What you are asked to do
In the listing below, locate the lines that hold "JSON" and copy them.

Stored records
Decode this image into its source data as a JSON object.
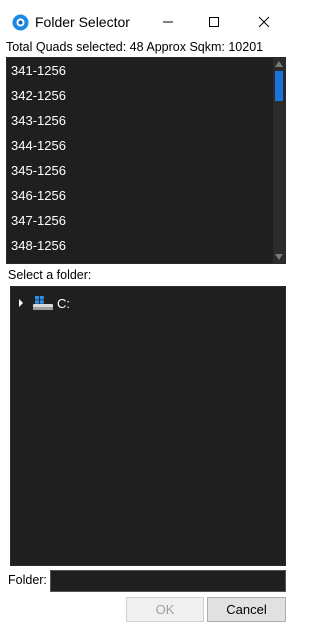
{
  "window": {
    "title": "Folder Selector",
    "icon": "app-icon",
    "controls": {
      "minimize_icon": "minimize-icon",
      "maximize_icon": "maximize-icon",
      "close_icon": "close-icon"
    }
  },
  "summary": "Total Quads selected: 48 Approx Sqkm: 10201",
  "quads": {
    "items": [
      "341-1256",
      "342-1256",
      "343-1256",
      "344-1256",
      "345-1256",
      "346-1256",
      "347-1256",
      "348-1256"
    ]
  },
  "folder_tree": {
    "label": "Select a folder:",
    "root": {
      "label": "C:",
      "icon": "drive-icon",
      "expanded": false
    }
  },
  "folder_field": {
    "label": "Folder:",
    "value": ""
  },
  "buttons": {
    "ok": "OK",
    "cancel": "Cancel"
  },
  "colors": {
    "list_bg": "#1f1f1f",
    "scroll_thumb": "#1a73d9",
    "accent": "#1a73d9"
  }
}
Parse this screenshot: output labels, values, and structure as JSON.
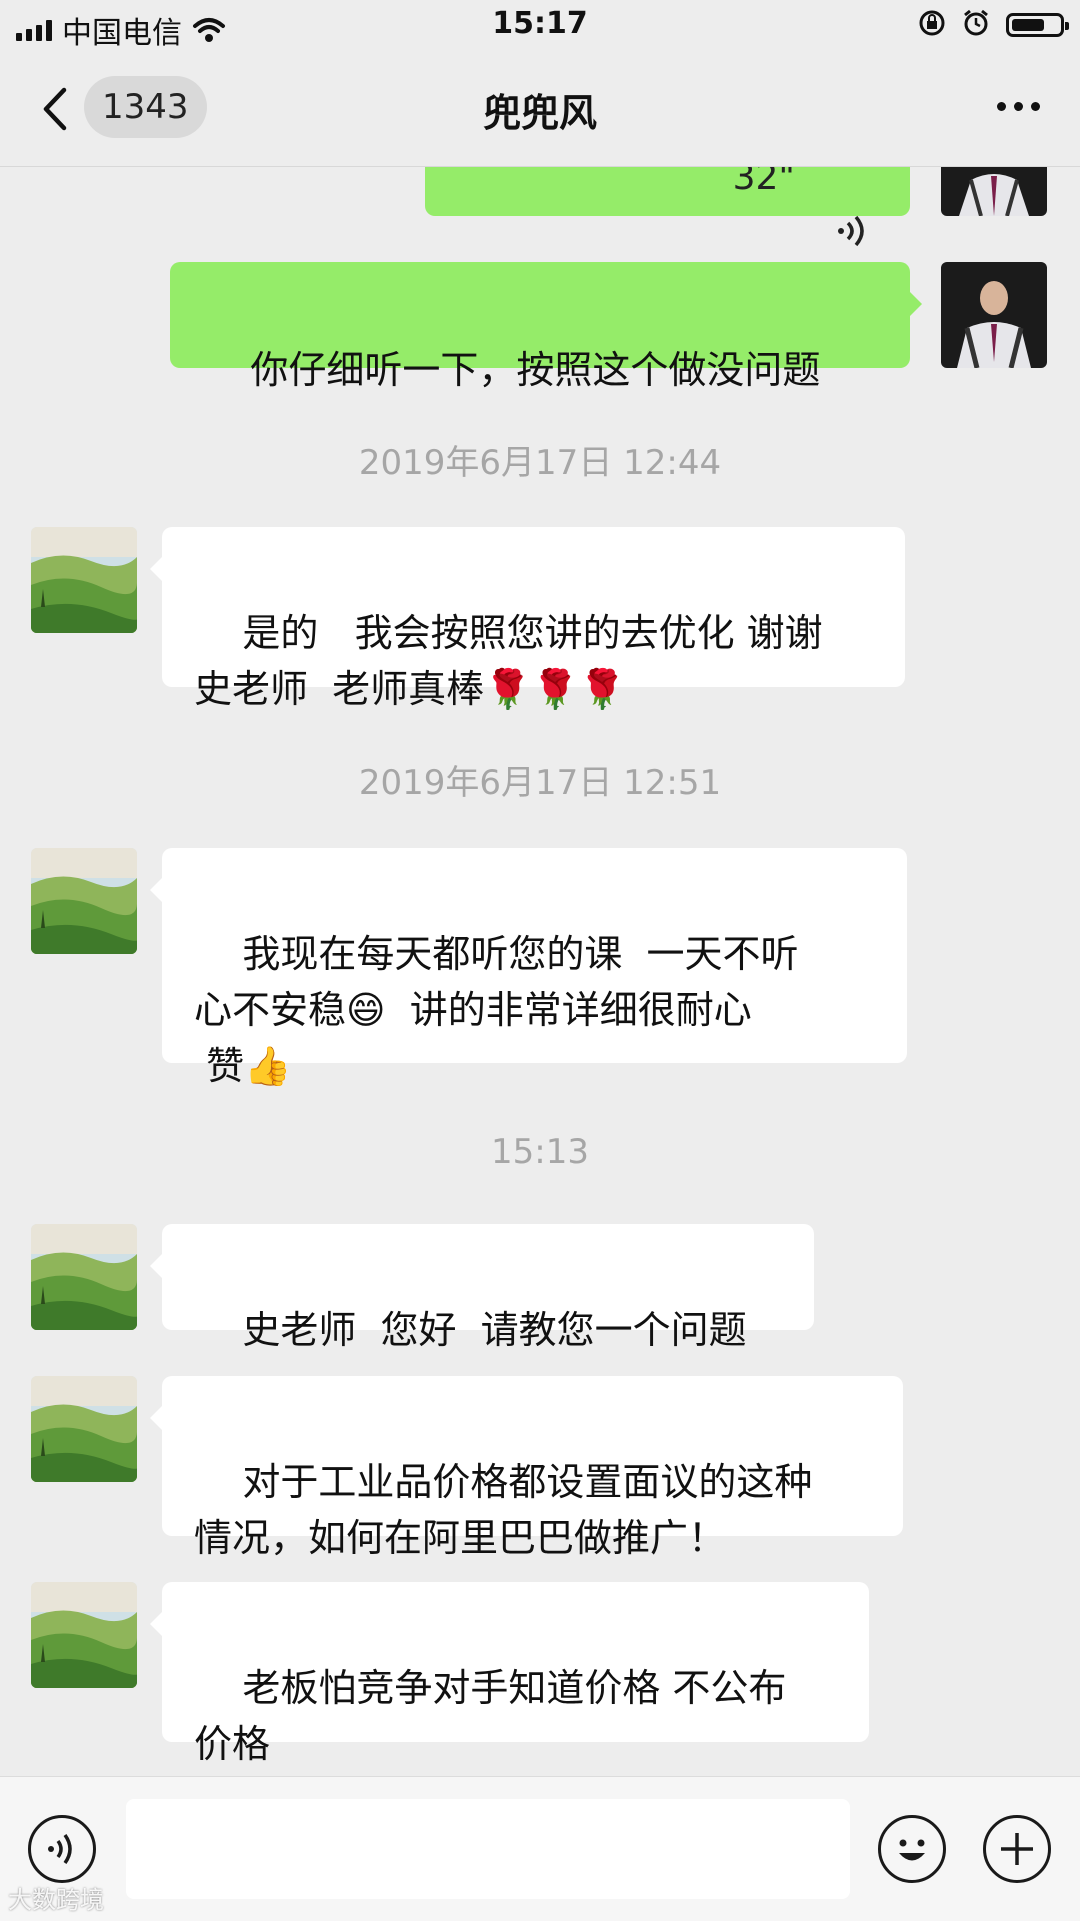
{
  "status": {
    "carrier": "中国电信",
    "time": "15:17"
  },
  "header": {
    "unread_count": "1343",
    "title": "兜兜风"
  },
  "messages": {
    "voice_duration": "32\"",
    "out_text": "你仔细听一下，按照这个做没问题",
    "ts1": "2019年6月17日 12:44",
    "m1": "是的   我会按照您讲的去优化 谢谢\n史老师  老师真棒🌹🌹🌹",
    "ts2": "2019年6月17日 12:51",
    "m2": "我现在每天都听您的课  一天不听\n心不安稳😄  讲的非常详细很耐心\n 赞👍",
    "ts3": "15:13",
    "m3": "史老师  您好  请教您一个问题",
    "m4": "对于工业品价格都设置面议的这种\n情况，如何在阿里巴巴做推广！",
    "m5": "老板怕竞争对手知道价格 不公布\n价格"
  },
  "input": {
    "placeholder": ""
  },
  "watermark": "大数跨境",
  "icons": {
    "back": "chevron-left-icon",
    "more": "more-dots-icon",
    "voice": "voice-input-icon",
    "emoji": "emoji-icon",
    "add": "plus-icon"
  }
}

Exercise result
Decode this image into its source data as a JSON object.
Parse this screenshot: output labels, values, and structure as JSON.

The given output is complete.